_WRITTEN PROBLEM_
Single out the lines of the material that contain "screenshot" and copy them.

_DATASET CONTENT_

=-=-=-=-=

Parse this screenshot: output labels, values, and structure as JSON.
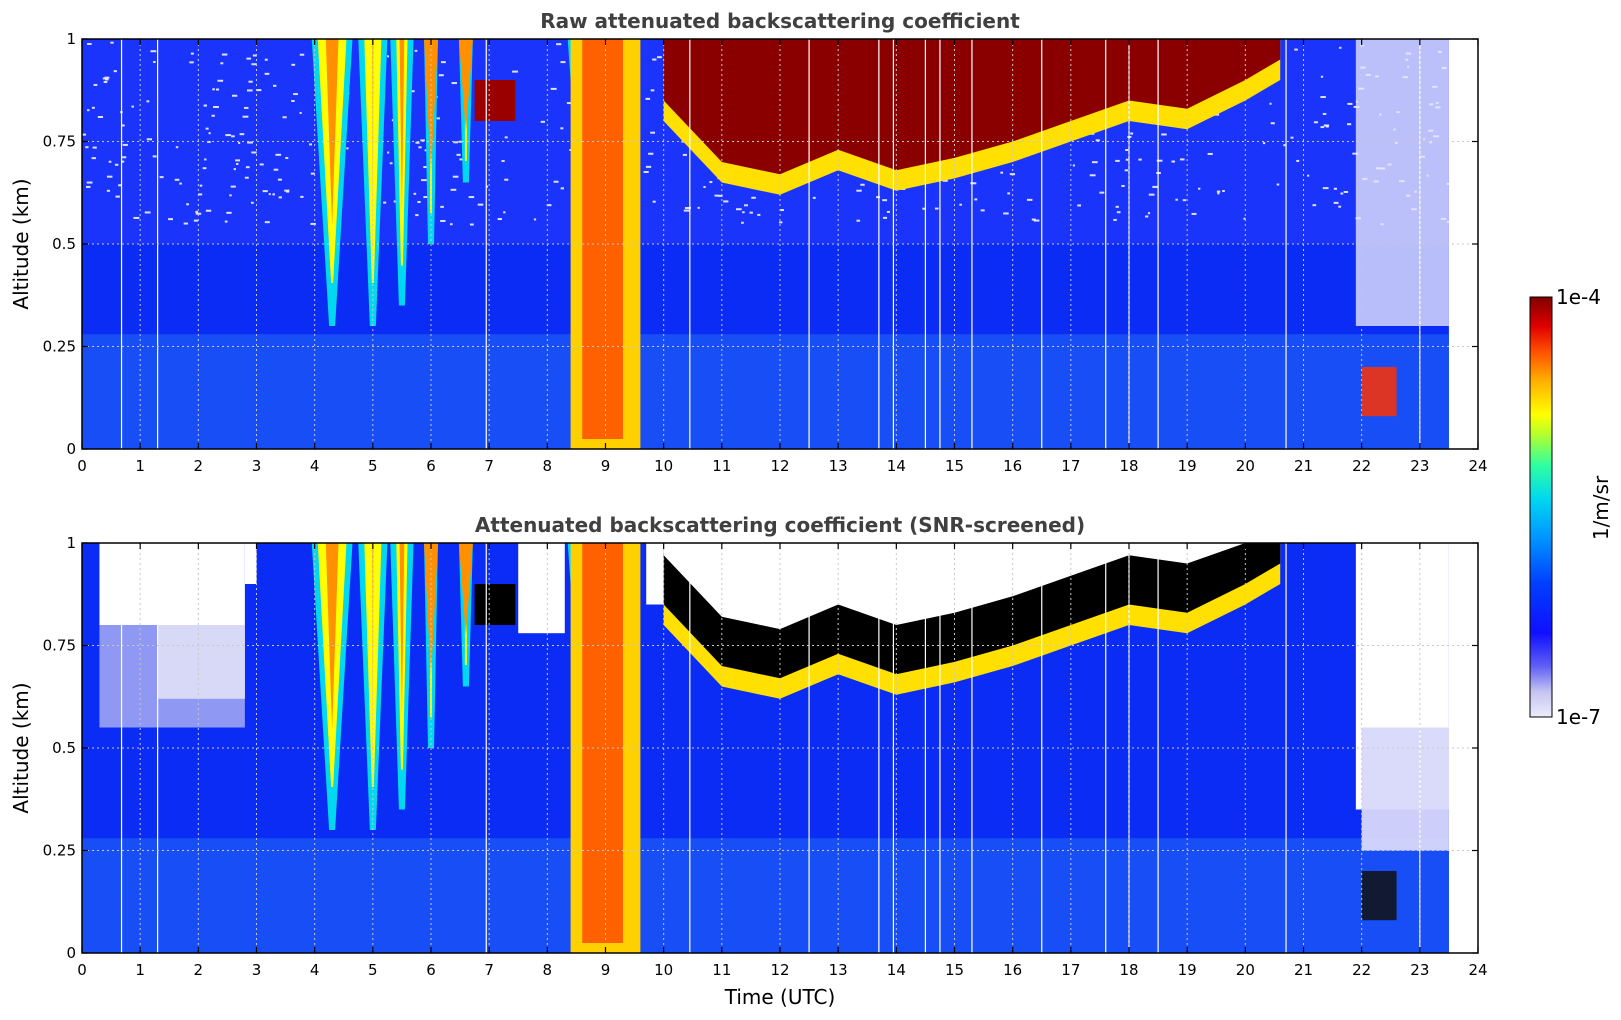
{
  "chart_data": [
    {
      "type": "heatmap",
      "title": "Raw attenuated backscattering coefficient",
      "xlabel": "",
      "ylabel": "Altitude (km)",
      "xlim": [
        0,
        24
      ],
      "ylim": [
        0,
        1
      ],
      "xticks": [
        "0",
        "1",
        "2",
        "3",
        "4",
        "5",
        "6",
        "7",
        "8",
        "9",
        "10",
        "11",
        "12",
        "13",
        "14",
        "15",
        "16",
        "17",
        "18",
        "19",
        "20",
        "21",
        "22",
        "23",
        "24"
      ],
      "yticks": [
        "0",
        "0.25",
        "0.5",
        "0.75",
        "1"
      ],
      "ytick_values": [
        0,
        0.25,
        0.5,
        0.75,
        1
      ],
      "grid": true,
      "data_end_time": 23.5,
      "cloud_top_layer_approx": [
        {
          "t": 10.0,
          "base": 0.8
        },
        {
          "t": 11.0,
          "base": 0.65
        },
        {
          "t": 12.0,
          "base": 0.62
        },
        {
          "t": 13.0,
          "base": 0.68
        },
        {
          "t": 14.0,
          "base": 0.63
        },
        {
          "t": 15.0,
          "base": 0.66
        },
        {
          "t": 16.0,
          "base": 0.7
        },
        {
          "t": 17.0,
          "base": 0.75
        },
        {
          "t": 18.0,
          "base": 0.8
        },
        {
          "t": 19.0,
          "base": 0.78
        },
        {
          "t": 20.0,
          "base": 0.85
        }
      ],
      "precip_shafts_approx": [
        {
          "t": 4.3,
          "bottom": 0.3
        },
        {
          "t": 5.0,
          "bottom": 0.3
        },
        {
          "t": 5.5,
          "bottom": 0.35
        },
        {
          "t": 6.0,
          "bottom": 0.5
        },
        {
          "t": 6.6,
          "bottom": 0.65
        },
        {
          "t": 8.9,
          "bottom": 0.0
        }
      ]
    },
    {
      "type": "heatmap",
      "title": "Attenuated backscattering coefficient (SNR-screened)",
      "xlabel": "Time (UTC)",
      "ylabel": "Altitude (km)",
      "xlim": [
        0,
        24
      ],
      "ylim": [
        0,
        1
      ],
      "xticks": [
        "0",
        "1",
        "2",
        "3",
        "4",
        "5",
        "6",
        "7",
        "8",
        "9",
        "10",
        "11",
        "12",
        "13",
        "14",
        "15",
        "16",
        "17",
        "18",
        "19",
        "20",
        "21",
        "22",
        "23",
        "24"
      ],
      "yticks": [
        "0",
        "0.25",
        "0.5",
        "0.75",
        "1"
      ],
      "ytick_values": [
        0,
        0.25,
        0.5,
        0.75,
        1
      ],
      "grid": true,
      "data_end_time": 23.5
    }
  ],
  "colorbar": {
    "label": "1/m/sr",
    "max_label": "1e-4",
    "min_label": "1e-7",
    "max_value": 0.0001,
    "min_value": 1e-07,
    "scale": "log",
    "colormap": [
      "#e8e8fa",
      "#c9c9f4",
      "#7f7ff0",
      "#2020ff",
      "#0050ff",
      "#00a0ff",
      "#00e0e0",
      "#40ff90",
      "#c0ff30",
      "#ffff00",
      "#ffb000",
      "#ff5000",
      "#e00000",
      "#800000"
    ]
  }
}
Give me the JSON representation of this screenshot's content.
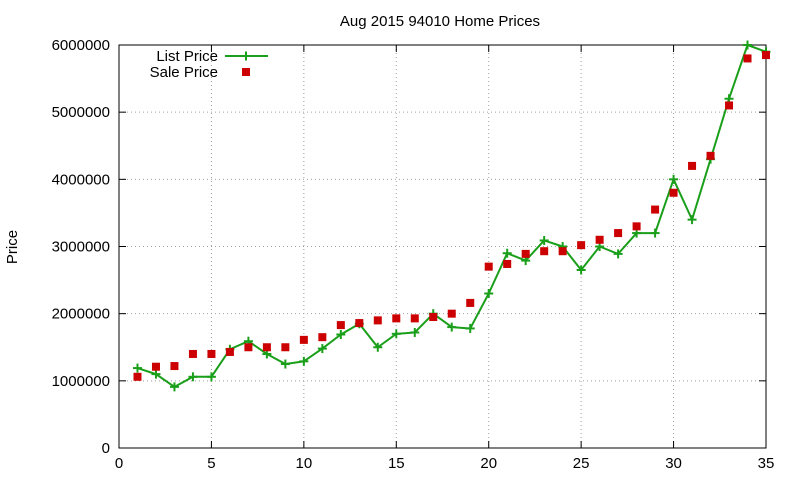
{
  "chart_data": {
    "type": "line",
    "title": "Aug 2015 94010 Home Prices",
    "xlabel": "",
    "ylabel": "Price",
    "xlim": [
      0,
      35
    ],
    "ylim": [
      0,
      6000000
    ],
    "x_ticks": [
      0,
      5,
      10,
      15,
      20,
      25,
      30,
      35
    ],
    "y_ticks": [
      0,
      1000000,
      2000000,
      3000000,
      4000000,
      5000000,
      6000000
    ],
    "grid": true,
    "legend_position": "top-left",
    "x": [
      1,
      2,
      3,
      4,
      5,
      6,
      7,
      8,
      9,
      10,
      11,
      12,
      13,
      14,
      15,
      16,
      17,
      18,
      19,
      20,
      21,
      22,
      23,
      24,
      25,
      26,
      27,
      28,
      29,
      30,
      31,
      32,
      33,
      34,
      35
    ],
    "series": [
      {
        "name": "List Price",
        "style": "line-with-plus-markers",
        "color": "#1a9f1a",
        "values": [
          1190000,
          1100000,
          910000,
          1060000,
          1060000,
          1470000,
          1590000,
          1400000,
          1250000,
          1290000,
          1480000,
          1690000,
          1850000,
          1500000,
          1700000,
          1720000,
          2000000,
          1800000,
          1780000,
          2300000,
          2900000,
          2790000,
          3090000,
          3000000,
          2650000,
          3000000,
          2890000,
          3200000,
          3200000,
          4000000,
          3400000,
          4300000,
          5200000,
          6000000,
          5900000
        ]
      },
      {
        "name": "Sale Price",
        "style": "square-points",
        "color": "#cc0000",
        "values": [
          1060000,
          1210000,
          1220000,
          1400000,
          1400000,
          1430000,
          1500000,
          1500000,
          1500000,
          1610000,
          1650000,
          1830000,
          1860000,
          1900000,
          1930000,
          1930000,
          1950000,
          2000000,
          2160000,
          2700000,
          2740000,
          2890000,
          2930000,
          2930000,
          3020000,
          3100000,
          3200000,
          3300000,
          3550000,
          3800000,
          4200000,
          4350000,
          5100000,
          5800000,
          5850000
        ]
      }
    ]
  }
}
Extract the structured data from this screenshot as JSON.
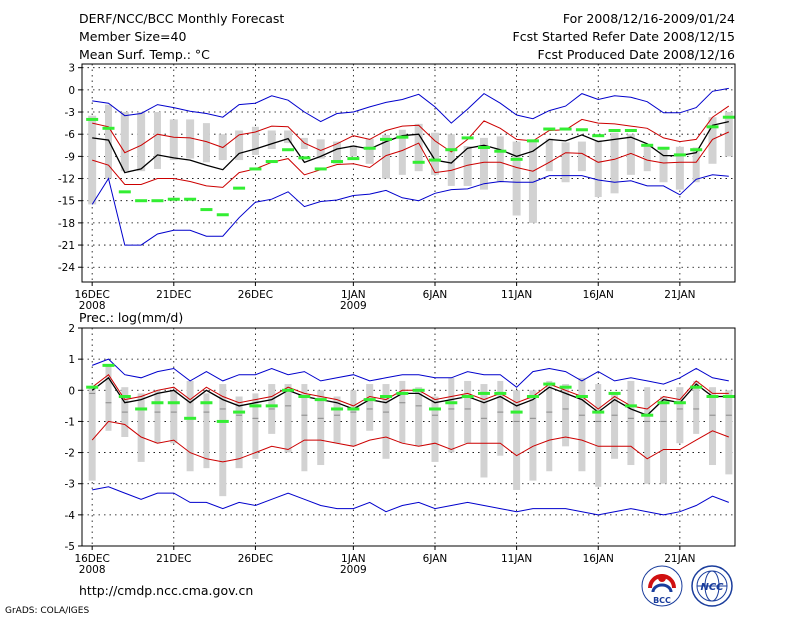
{
  "header": {
    "title": "DERF/NCC/BCC Monthly Forecast",
    "member_size": "Member Size=40",
    "variable": "Mean Surf. Temp.: °C",
    "period": "For 2008/12/16-2009/01/24",
    "started": "Fcst Started Refer Date 2008/12/15",
    "produced": "Fcst Produced Date 2008/12/16"
  },
  "footer": {
    "url": "http://cmdp.ncc.cma.gov.cn",
    "credit": "GrADS: COLA/IGES",
    "logo_bcc": "BCC",
    "logo_ncc": "NCC"
  },
  "colors": {
    "envelope": "#0000cc",
    "spread": "#cc0000",
    "mean": "#000000",
    "observed": "#33ee33",
    "box": "#d2d2d2"
  },
  "chart_data": [
    {
      "type": "box",
      "title": "Mean Surf. Temp.: °C",
      "xlabel": "",
      "ylabel": "",
      "ylim": [
        -26,
        3.5
      ],
      "yticks": [
        3,
        0,
        -3,
        -6,
        -9,
        -12,
        -15,
        -18,
        -21,
        -24
      ],
      "ytick_labels": [
        "3",
        "0",
        "-3",
        "-6",
        "-9",
        "-12",
        "-15",
        "-18",
        "-21",
        "-24"
      ],
      "x_days": [
        1,
        40
      ],
      "xticks": [
        {
          "day": 1,
          "label": "16DEC",
          "sub": "2008"
        },
        {
          "day": 6,
          "label": "21DEC",
          "sub": ""
        },
        {
          "day": 11,
          "label": "26DEC",
          "sub": ""
        },
        {
          "day": 17,
          "label": "1JAN",
          "sub": "2009"
        },
        {
          "day": 22,
          "label": "6JAN",
          "sub": ""
        },
        {
          "day": 27,
          "label": "11JAN",
          "sub": ""
        },
        {
          "day": 32,
          "label": "16JAN",
          "sub": ""
        },
        {
          "day": 37,
          "label": "21JAN",
          "sub": ""
        }
      ],
      "series": [
        {
          "name": "ensemble max",
          "values": [
            -15.5,
            -12.0,
            -11.0,
            -11.0,
            -10.7,
            -9.5,
            -9.3,
            -9.8,
            -9.5,
            -9.5,
            -8.8,
            -8.0,
            -7.2,
            -6.5,
            -6.7,
            -7.0,
            -7.5,
            -6.6,
            -6.1,
            -5.4,
            -4.6,
            -5.8,
            -6.0,
            -7.6,
            -6.5,
            -6.3,
            -7.0,
            -6.8,
            -6.6,
            -7.1,
            -7.0,
            -6.8,
            -5.8,
            -6.0,
            -7.6,
            -7.8,
            -7.7,
            -7.8,
            -3.7,
            -3.0
          ]
        },
        {
          "name": "ensemble min",
          "values": [
            -3.5,
            -2.0,
            -3.0,
            -3.0,
            -3.0,
            -4.0,
            -4.0,
            -4.5,
            -6.0,
            -5.5,
            -5.0,
            -5.5,
            -5.5,
            -8.0,
            -9.3,
            -10.0,
            -9.0,
            -10.0,
            -12.0,
            -11.5,
            -11.0,
            -11.5,
            -13.0,
            -13.0,
            -13.5,
            -12.5,
            -17.0,
            -18.0,
            -11.0,
            -12.5,
            -11.0,
            -14.5,
            -14.0,
            -11.5,
            -11.0,
            -12.5,
            -13.5,
            -12.5,
            -10.0,
            -9.0
          ]
        },
        {
          "name": "observed",
          "values": [
            -4.0,
            -5.2,
            -13.8,
            -15.0,
            -15.0,
            -14.8,
            -14.8,
            -16.2,
            -16.9,
            -13.3,
            -10.7,
            -9.7,
            -8.1,
            -9.2,
            -10.7,
            -9.7,
            -9.3,
            -7.9,
            -6.7,
            -6.4,
            -9.8,
            -9.5,
            -8.1,
            -6.5,
            -7.8,
            -8.3,
            -9.4,
            -6.9,
            -5.3,
            -5.3,
            -5.4,
            -6.2,
            -5.5,
            -5.5,
            -7.5,
            -7.9,
            -8.8,
            -8.1,
            -5.0,
            -3.7
          ]
        }
      ],
      "lines": [
        {
          "name": "upper envelope",
          "role": "envelope",
          "values": [
            -1.5,
            -1.8,
            -3.5,
            -3.2,
            -2.0,
            -2.4,
            -2.9,
            -3.2,
            -3.7,
            -2.0,
            -1.8,
            -0.8,
            -1.4,
            -3.0,
            -4.3,
            -3.2,
            -3.0,
            -2.3,
            -1.7,
            -1.3,
            -0.6,
            -2.3,
            -4.5,
            -2.6,
            -0.5,
            -1.8,
            -3.4,
            -3.9,
            -2.8,
            -2.2,
            -0.5,
            -1.3,
            -0.8,
            -1.0,
            -1.6,
            -3.1,
            -3.1,
            -2.4,
            -0.2,
            0.2
          ]
        },
        {
          "name": "upper spread",
          "role": "spread",
          "values": [
            -4.5,
            -5.0,
            -8.5,
            -7.5,
            -6.0,
            -6.4,
            -6.5,
            -7.0,
            -7.8,
            -6.1,
            -5.7,
            -4.9,
            -5.0,
            -7.2,
            -8.2,
            -7.3,
            -6.2,
            -6.7,
            -5.5,
            -4.9,
            -4.8,
            -6.9,
            -8.4,
            -6.7,
            -4.2,
            -5.2,
            -6.7,
            -6.9,
            -5.5,
            -5.4,
            -4.0,
            -4.5,
            -4.6,
            -4.9,
            -5.2,
            -6.5,
            -7.0,
            -6.7,
            -3.7,
            -2.2
          ]
        },
        {
          "name": "ensemble mean",
          "role": "mean",
          "values": [
            -6.5,
            -6.8,
            -11.2,
            -10.7,
            -8.8,
            -9.2,
            -9.5,
            -10.2,
            -10.8,
            -8.6,
            -8.0,
            -7.3,
            -6.6,
            -9.8,
            -9.0,
            -8.0,
            -7.6,
            -8.0,
            -7.0,
            -6.2,
            -6.0,
            -9.5,
            -9.9,
            -7.9,
            -7.5,
            -8.1,
            -9.0,
            -8.3,
            -6.7,
            -6.9,
            -6.1,
            -7.0,
            -6.7,
            -6.4,
            -7.3,
            -8.9,
            -8.9,
            -8.5,
            -4.8,
            -4.3
          ]
        },
        {
          "name": "lower spread",
          "role": "spread",
          "values": [
            -9.5,
            -10.2,
            -12.8,
            -12.8,
            -12.0,
            -12.0,
            -12.4,
            -13.0,
            -13.2,
            -11.2,
            -10.7,
            -9.8,
            -9.3,
            -11.5,
            -10.8,
            -10.1,
            -10.0,
            -10.5,
            -8.9,
            -8.2,
            -7.2,
            -11.2,
            -10.9,
            -10.2,
            -9.8,
            -9.8,
            -10.5,
            -11.0,
            -9.8,
            -8.5,
            -8.6,
            -9.8,
            -9.4,
            -8.6,
            -9.5,
            -9.9,
            -9.8,
            -9.8,
            -6.7,
            -5.7
          ]
        },
        {
          "name": "lower envelope",
          "role": "envelope",
          "values": [
            -15.5,
            -12.0,
            -21.0,
            -21.0,
            -19.5,
            -19.0,
            -19.0,
            -19.8,
            -19.8,
            -17.3,
            -15.2,
            -14.8,
            -13.8,
            -15.8,
            -15.1,
            -14.9,
            -14.3,
            -14.1,
            -13.6,
            -14.6,
            -15.0,
            -14.0,
            -13.5,
            -13.4,
            -12.7,
            -12.4,
            -12.5,
            -12.5,
            -11.6,
            -11.6,
            -11.6,
            -12.2,
            -12.5,
            -12.3,
            -13.0,
            -13.0,
            -14.2,
            -12.1,
            -11.5,
            -11.7
          ]
        }
      ]
    },
    {
      "type": "box",
      "title": "Prec.: log(mm/d)",
      "xlabel": "",
      "ylabel": "",
      "ylim": [
        -5,
        2
      ],
      "yticks": [
        2,
        1,
        0,
        -1,
        -2,
        -3,
        -4,
        -5
      ],
      "ytick_labels": [
        "2",
        "1",
        "0",
        "-1",
        "-2",
        "-3",
        "-4",
        "-5"
      ],
      "x_days": [
        1,
        40
      ],
      "xticks": [
        {
          "day": 1,
          "label": "16DEC",
          "sub": "2008"
        },
        {
          "day": 6,
          "label": "21DEC",
          "sub": ""
        },
        {
          "day": 11,
          "label": "26DEC",
          "sub": ""
        },
        {
          "day": 17,
          "label": "1JAN",
          "sub": "2009"
        },
        {
          "day": 22,
          "label": "6JAN",
          "sub": ""
        },
        {
          "day": 27,
          "label": "11JAN",
          "sub": ""
        },
        {
          "day": 32,
          "label": "16JAN",
          "sub": ""
        },
        {
          "day": 37,
          "label": "21JAN",
          "sub": ""
        }
      ],
      "series": [
        {
          "name": "ensemble max",
          "values": [
            -2.9,
            -1.3,
            -1.5,
            -2.3,
            -1.7,
            -1.7,
            -2.6,
            -2.5,
            -3.4,
            -2.5,
            -2.2,
            -1.4,
            -2.0,
            -2.6,
            -2.4,
            -1.7,
            -1.8,
            -1.3,
            -2.2,
            -1.7,
            -1.8,
            -2.3,
            -2.0,
            -1.7,
            -2.8,
            -2.1,
            -3.2,
            -2.9,
            -2.6,
            -1.8,
            -2.6,
            -3.1,
            -2.2,
            -2.4,
            -3.0,
            -3.0,
            -1.7,
            -1.4,
            -2.4,
            -2.7
          ]
        },
        {
          "name": "ensemble min",
          "values": [
            0.1,
            0.8,
            0.1,
            -0.1,
            0.0,
            0.0,
            0.3,
            -0.1,
            0.2,
            -0.2,
            -0.1,
            0.2,
            0.2,
            0.2,
            0.0,
            -0.2,
            0.0,
            0.2,
            0.2,
            0.3,
            0.1,
            -0.2,
            0.4,
            0.3,
            0.2,
            0.3,
            0.0,
            0.0,
            0.3,
            0.2,
            0.4,
            0.2,
            -0.1,
            0.3,
            0.1,
            -0.2,
            0.1,
            0.3,
            0.1,
            0.0
          ]
        },
        {
          "name": "observed",
          "values": [
            0.1,
            0.8,
            -0.2,
            -0.6,
            -0.4,
            -0.4,
            -0.9,
            -0.4,
            -1.0,
            -0.7,
            -0.5,
            -0.5,
            0.0,
            -0.2,
            -0.3,
            -0.6,
            -0.6,
            -0.3,
            -0.2,
            -0.1,
            0.0,
            -0.6,
            -0.4,
            -0.2,
            -0.1,
            -0.1,
            -0.7,
            -0.2,
            0.2,
            0.1,
            -0.2,
            -0.7,
            -0.1,
            -0.5,
            -0.8,
            -0.4,
            -0.4,
            0.1,
            -0.2,
            -0.2
          ]
        },
        {
          "name": "ensemble median",
          "values": [
            -0.1,
            -0.4,
            -0.7,
            -0.6,
            -0.7,
            -0.7,
            -0.9,
            -0.7,
            -0.6,
            -0.8,
            -0.9,
            -0.6,
            -0.5,
            -0.8,
            -0.9,
            -0.8,
            -0.7,
            -0.6,
            -0.7,
            -0.4,
            -0.5,
            -0.8,
            -0.6,
            -0.6,
            -0.9,
            -0.7,
            -1.0,
            -0.9,
            -0.7,
            -0.6,
            -0.8,
            -1.0,
            -0.8,
            -0.9,
            -1.0,
            -1.0,
            -0.6,
            -0.6,
            -0.8,
            -0.8
          ]
        }
      ],
      "lines": [
        {
          "name": "upper envelope",
          "role": "envelope",
          "values": [
            0.8,
            1.0,
            0.5,
            0.4,
            0.6,
            0.7,
            0.3,
            0.6,
            0.3,
            0.5,
            0.5,
            0.7,
            0.5,
            0.6,
            0.3,
            0.4,
            0.5,
            0.3,
            0.4,
            0.5,
            0.5,
            0.4,
            0.4,
            0.6,
            0.5,
            0.5,
            0.1,
            0.6,
            0.7,
            0.6,
            0.3,
            0.6,
            0.3,
            0.4,
            0.3,
            0.2,
            0.4,
            0.7,
            0.4,
            0.3
          ]
        },
        {
          "name": "upper spread",
          "role": "spread",
          "values": [
            0.1,
            0.5,
            -0.3,
            -0.2,
            0.0,
            0.1,
            -0.3,
            0.1,
            -0.2,
            -0.4,
            -0.3,
            -0.2,
            0.1,
            -0.1,
            -0.2,
            -0.3,
            -0.5,
            -0.2,
            -0.3,
            0.0,
            0.0,
            -0.3,
            -0.2,
            -0.1,
            -0.3,
            -0.1,
            -0.4,
            -0.2,
            0.2,
            0.0,
            -0.2,
            -0.6,
            -0.2,
            -0.5,
            -0.6,
            -0.2,
            -0.3,
            0.3,
            -0.1,
            -0.1
          ]
        },
        {
          "name": "ensemble mean",
          "role": "mean",
          "values": [
            0.0,
            0.4,
            -0.4,
            -0.3,
            -0.1,
            0.0,
            -0.4,
            0.0,
            -0.3,
            -0.5,
            -0.4,
            -0.3,
            0.0,
            -0.2,
            -0.3,
            -0.4,
            -0.6,
            -0.3,
            -0.4,
            -0.1,
            -0.1,
            -0.4,
            -0.3,
            -0.2,
            -0.4,
            -0.2,
            -0.5,
            -0.3,
            0.1,
            -0.1,
            -0.3,
            -0.7,
            -0.3,
            -0.6,
            -0.8,
            -0.3,
            -0.4,
            0.2,
            -0.2,
            -0.2
          ]
        },
        {
          "name": "lower spread",
          "role": "spread",
          "values": [
            -1.6,
            -1.0,
            -1.1,
            -1.5,
            -1.7,
            -1.6,
            -2.0,
            -2.2,
            -2.3,
            -2.2,
            -2.0,
            -1.8,
            -1.9,
            -1.6,
            -1.6,
            -1.7,
            -1.8,
            -1.6,
            -1.5,
            -1.7,
            -1.8,
            -1.7,
            -1.9,
            -1.7,
            -1.7,
            -1.7,
            -2.1,
            -1.8,
            -1.6,
            -1.5,
            -1.6,
            -1.8,
            -1.8,
            -1.8,
            -2.2,
            -1.9,
            -1.9,
            -1.6,
            -1.3,
            -1.5
          ]
        },
        {
          "name": "lower envelope",
          "role": "envelope",
          "values": [
            -3.2,
            -3.1,
            -3.3,
            -3.5,
            -3.3,
            -3.3,
            -3.6,
            -3.6,
            -3.8,
            -3.6,
            -3.7,
            -3.5,
            -3.3,
            -3.5,
            -3.7,
            -3.8,
            -3.8,
            -3.6,
            -3.9,
            -3.7,
            -3.6,
            -3.8,
            -3.7,
            -3.6,
            -3.7,
            -3.8,
            -3.9,
            -3.8,
            -3.8,
            -3.8,
            -3.9,
            -4.0,
            -3.9,
            -3.8,
            -3.9,
            -4.0,
            -3.9,
            -3.7,
            -3.4,
            -3.6
          ]
        }
      ]
    }
  ]
}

=-=-=-=-=

_EXERCISE RESULT_
Parse this screenshot: output labels, values, and structure as JSON.
Give me the JSON representation of this screenshot's content.
Extract the structured data from this screenshot as JSON.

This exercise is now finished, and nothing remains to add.